Scan the data below for the string "Model". Copy every line where it appears.

**Data section**:
******************************

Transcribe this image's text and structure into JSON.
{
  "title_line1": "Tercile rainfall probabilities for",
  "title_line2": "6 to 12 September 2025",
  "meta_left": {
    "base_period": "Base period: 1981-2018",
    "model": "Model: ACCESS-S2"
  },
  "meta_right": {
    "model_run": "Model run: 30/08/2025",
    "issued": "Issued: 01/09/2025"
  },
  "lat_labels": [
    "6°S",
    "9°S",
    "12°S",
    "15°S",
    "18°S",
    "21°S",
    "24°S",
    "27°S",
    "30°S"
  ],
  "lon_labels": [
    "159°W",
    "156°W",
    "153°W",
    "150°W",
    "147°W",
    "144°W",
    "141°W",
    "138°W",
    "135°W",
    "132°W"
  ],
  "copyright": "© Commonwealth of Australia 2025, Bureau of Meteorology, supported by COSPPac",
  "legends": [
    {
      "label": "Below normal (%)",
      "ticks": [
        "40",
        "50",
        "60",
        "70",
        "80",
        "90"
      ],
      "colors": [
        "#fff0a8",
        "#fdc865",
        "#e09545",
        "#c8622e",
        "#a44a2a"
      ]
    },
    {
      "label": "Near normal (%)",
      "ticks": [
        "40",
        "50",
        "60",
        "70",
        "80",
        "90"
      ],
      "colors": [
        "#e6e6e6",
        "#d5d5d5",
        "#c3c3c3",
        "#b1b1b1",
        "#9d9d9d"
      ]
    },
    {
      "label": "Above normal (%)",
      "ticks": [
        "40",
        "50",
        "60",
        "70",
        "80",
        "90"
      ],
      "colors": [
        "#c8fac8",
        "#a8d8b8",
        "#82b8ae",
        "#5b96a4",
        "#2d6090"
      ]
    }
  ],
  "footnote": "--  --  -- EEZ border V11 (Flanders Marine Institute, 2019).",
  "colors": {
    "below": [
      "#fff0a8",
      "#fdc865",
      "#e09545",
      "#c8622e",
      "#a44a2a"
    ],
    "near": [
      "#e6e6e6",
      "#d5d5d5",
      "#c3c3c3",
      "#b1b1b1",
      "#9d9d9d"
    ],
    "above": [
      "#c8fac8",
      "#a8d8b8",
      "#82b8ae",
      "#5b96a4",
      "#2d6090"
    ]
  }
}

******************************

**Correct answer**:
    "model": "Model: ACCESS-S2"
    "model_run": "Model run: 30/08/2025",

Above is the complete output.